- **Instructions to follow**
Repeat all of the material exactly as given.

Extracted data entries:
----------------------------------------
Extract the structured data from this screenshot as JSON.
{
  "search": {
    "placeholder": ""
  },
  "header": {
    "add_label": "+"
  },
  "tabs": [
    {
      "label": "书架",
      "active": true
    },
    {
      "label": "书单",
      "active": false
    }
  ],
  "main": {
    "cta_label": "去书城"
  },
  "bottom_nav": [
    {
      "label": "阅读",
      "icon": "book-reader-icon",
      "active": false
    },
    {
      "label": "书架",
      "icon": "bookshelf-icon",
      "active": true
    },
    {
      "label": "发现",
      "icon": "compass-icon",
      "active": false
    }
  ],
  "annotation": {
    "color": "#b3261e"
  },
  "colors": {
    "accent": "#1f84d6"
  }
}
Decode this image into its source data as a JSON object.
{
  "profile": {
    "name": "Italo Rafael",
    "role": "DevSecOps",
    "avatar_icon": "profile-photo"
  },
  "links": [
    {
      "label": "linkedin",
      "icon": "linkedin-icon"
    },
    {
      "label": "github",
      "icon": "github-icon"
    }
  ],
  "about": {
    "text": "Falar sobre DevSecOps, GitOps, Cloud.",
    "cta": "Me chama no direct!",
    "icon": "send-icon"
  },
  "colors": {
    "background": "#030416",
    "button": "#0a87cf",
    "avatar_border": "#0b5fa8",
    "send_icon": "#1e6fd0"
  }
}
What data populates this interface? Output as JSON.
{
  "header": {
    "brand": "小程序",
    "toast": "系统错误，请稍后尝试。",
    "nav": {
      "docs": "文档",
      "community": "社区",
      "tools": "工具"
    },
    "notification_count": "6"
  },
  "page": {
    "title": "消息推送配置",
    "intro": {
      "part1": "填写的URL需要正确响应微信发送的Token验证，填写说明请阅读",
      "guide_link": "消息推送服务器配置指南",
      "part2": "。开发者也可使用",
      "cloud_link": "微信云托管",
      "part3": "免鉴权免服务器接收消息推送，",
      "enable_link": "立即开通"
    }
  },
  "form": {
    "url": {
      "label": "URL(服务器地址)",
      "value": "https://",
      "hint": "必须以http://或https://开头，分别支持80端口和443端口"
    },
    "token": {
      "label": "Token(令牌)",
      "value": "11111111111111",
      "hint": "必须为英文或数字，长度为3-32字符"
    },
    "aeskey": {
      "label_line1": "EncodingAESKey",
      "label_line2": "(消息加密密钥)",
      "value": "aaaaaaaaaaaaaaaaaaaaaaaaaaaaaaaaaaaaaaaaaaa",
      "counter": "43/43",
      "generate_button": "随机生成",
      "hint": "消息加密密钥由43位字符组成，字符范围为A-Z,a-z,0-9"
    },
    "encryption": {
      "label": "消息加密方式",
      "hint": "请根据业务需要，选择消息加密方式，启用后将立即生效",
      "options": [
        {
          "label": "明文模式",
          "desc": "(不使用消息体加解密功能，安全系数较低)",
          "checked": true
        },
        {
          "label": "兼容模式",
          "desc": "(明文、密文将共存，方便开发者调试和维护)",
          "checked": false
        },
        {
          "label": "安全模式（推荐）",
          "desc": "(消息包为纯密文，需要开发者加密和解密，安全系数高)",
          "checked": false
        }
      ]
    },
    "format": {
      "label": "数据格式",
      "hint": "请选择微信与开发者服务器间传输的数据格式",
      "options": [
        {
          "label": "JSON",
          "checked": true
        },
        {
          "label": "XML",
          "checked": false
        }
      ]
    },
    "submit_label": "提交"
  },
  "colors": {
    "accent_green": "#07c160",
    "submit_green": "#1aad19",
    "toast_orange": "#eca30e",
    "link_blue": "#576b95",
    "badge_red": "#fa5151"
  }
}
----------------------------------------
- **Response for this exercise**
Extract the structured data from this screenshot as JSON.
{
  "search": {
    "placeholder": ""
  },
  "header": {
    "add_label": "+"
  },
  "tabs": [
    {
      "label": "书架",
      "active": true
    },
    {
      "label": "书单",
      "active": false
    }
  ],
  "main": {
    "cta_label": "去书城"
  },
  "bottom_nav": [
    {
      "label": "阅读",
      "icon": "book-reader-icon",
      "active": false
    },
    {
      "label": "书架",
      "icon": "bookshelf-icon",
      "active": true
    },
    {
      "label": "发现",
      "icon": "compass-icon",
      "active": false
    }
  ],
  "annotation": {
    "color": "#b3261e"
  },
  "colors": {
    "accent": "#1f84d6"
  }
}
Decode this image into its source data as a JSON object.
{
  "profile": {
    "name": "Italo Rafael",
    "role": "DevSecOps",
    "avatar_icon": "profile-photo"
  },
  "links": [
    {
      "label": "linkedin",
      "icon": "linkedin-icon"
    },
    {
      "label": "github",
      "icon": "github-icon"
    }
  ],
  "about": {
    "text": "Falar sobre DevSecOps, GitOps, Cloud.",
    "cta": "Me chama no direct!",
    "icon": "send-icon"
  },
  "colors": {
    "background": "#030416",
    "button": "#0a87cf",
    "avatar_border": "#0b5fa8",
    "send_icon": "#1e6fd0"
  }
}
What data populates this interface? Output as JSON.
{
  "header": {
    "brand": "小程序",
    "toast": "系统错误，请稍后尝试。",
    "nav": {
      "docs": "文档",
      "community": "社区",
      "tools": "工具"
    },
    "notification_count": "6"
  },
  "page": {
    "title": "消息推送配置",
    "intro": {
      "part1": "填写的URL需要正确响应微信发送的Token验证，填写说明请阅读",
      "guide_link": "消息推送服务器配置指南",
      "part2": "。开发者也可使用",
      "cloud_link": "微信云托管",
      "part3": "免鉴权免服务器接收消息推送，",
      "enable_link": "立即开通"
    }
  },
  "form": {
    "url": {
      "label": "URL(服务器地址)",
      "value": "https://",
      "hint": "必须以http://或https://开头，分别支持80端口和443端口"
    },
    "token": {
      "label": "Token(令牌)",
      "value": "11111111111111",
      "hint": "必须为英文或数字，长度为3-32字符"
    },
    "aeskey": {
      "label_line1": "EncodingAESKey",
      "label_line2": "(消息加密密钥)",
      "value": "aaaaaaaaaaaaaaaaaaaaaaaaaaaaaaaaaaaaaaaaaaa",
      "counter": "43/43",
      "generate_button": "随机生成",
      "hint": "消息加密密钥由43位字符组成，字符范围为A-Z,a-z,0-9"
    },
    "encryption": {
      "label": "消息加密方式",
      "hint": "请根据业务需要，选择消息加密方式，启用后将立即生效",
      "options": [
        {
          "label": "明文模式",
          "desc": "(不使用消息体加解密功能，安全系数较低)",
          "checked": true
        },
        {
          "label": "兼容模式",
          "desc": "(明文、密文将共存，方便开发者调试和维护)",
          "checked": false
        },
        {
          "label": "安全模式（推荐）",
          "desc": "(消息包为纯密文，需要开发者加密和解密，安全系数高)",
          "checked": false
        }
      ]
    },
    "format": {
      "label": "数据格式",
      "hint": "请选择微信与开发者服务器间传输的数据格式",
      "options": [
        {
          "label": "JSON",
          "checked": true
        },
        {
          "label": "XML",
          "checked": false
        }
      ]
    },
    "submit_label": "提交"
  },
  "colors": {
    "accent_green": "#07c160",
    "submit_green": "#1aad19",
    "toast_orange": "#eca30e",
    "link_blue": "#576b95",
    "badge_red": "#fa5151"
  }
}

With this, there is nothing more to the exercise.